* begin Data lines *
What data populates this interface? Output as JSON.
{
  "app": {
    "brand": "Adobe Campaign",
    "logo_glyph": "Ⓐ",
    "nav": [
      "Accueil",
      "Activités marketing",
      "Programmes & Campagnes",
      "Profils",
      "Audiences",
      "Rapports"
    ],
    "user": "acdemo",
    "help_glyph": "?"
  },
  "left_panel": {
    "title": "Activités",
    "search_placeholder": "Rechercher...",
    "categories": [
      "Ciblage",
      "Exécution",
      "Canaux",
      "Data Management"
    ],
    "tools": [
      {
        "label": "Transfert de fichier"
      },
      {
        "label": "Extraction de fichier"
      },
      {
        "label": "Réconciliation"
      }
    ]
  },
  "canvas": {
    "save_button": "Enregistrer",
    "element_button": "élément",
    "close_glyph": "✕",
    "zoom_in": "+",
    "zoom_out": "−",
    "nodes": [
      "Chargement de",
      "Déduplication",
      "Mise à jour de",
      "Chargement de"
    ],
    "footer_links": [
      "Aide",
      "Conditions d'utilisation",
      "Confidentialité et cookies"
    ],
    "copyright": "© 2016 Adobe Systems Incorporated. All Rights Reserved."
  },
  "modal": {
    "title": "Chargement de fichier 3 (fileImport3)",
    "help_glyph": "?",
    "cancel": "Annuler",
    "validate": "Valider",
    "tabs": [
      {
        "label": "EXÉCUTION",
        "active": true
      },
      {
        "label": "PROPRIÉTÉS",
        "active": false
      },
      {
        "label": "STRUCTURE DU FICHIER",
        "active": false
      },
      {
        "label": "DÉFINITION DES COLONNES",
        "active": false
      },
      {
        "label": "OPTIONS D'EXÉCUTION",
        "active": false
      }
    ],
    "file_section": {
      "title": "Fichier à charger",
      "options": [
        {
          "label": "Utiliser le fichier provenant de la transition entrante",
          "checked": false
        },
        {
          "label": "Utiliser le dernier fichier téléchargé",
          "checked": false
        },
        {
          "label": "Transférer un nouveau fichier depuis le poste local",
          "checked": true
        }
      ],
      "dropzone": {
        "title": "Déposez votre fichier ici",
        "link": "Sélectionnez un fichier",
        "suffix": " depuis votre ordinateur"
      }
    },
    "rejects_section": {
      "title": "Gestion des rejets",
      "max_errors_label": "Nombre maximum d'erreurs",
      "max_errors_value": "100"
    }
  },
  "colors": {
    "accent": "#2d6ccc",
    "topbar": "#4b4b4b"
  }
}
* end Data lines *
» Written exercise
In the listing above, how many lines hold the word "Chargement"? Give the number and nothing more.

» Solution for this task
3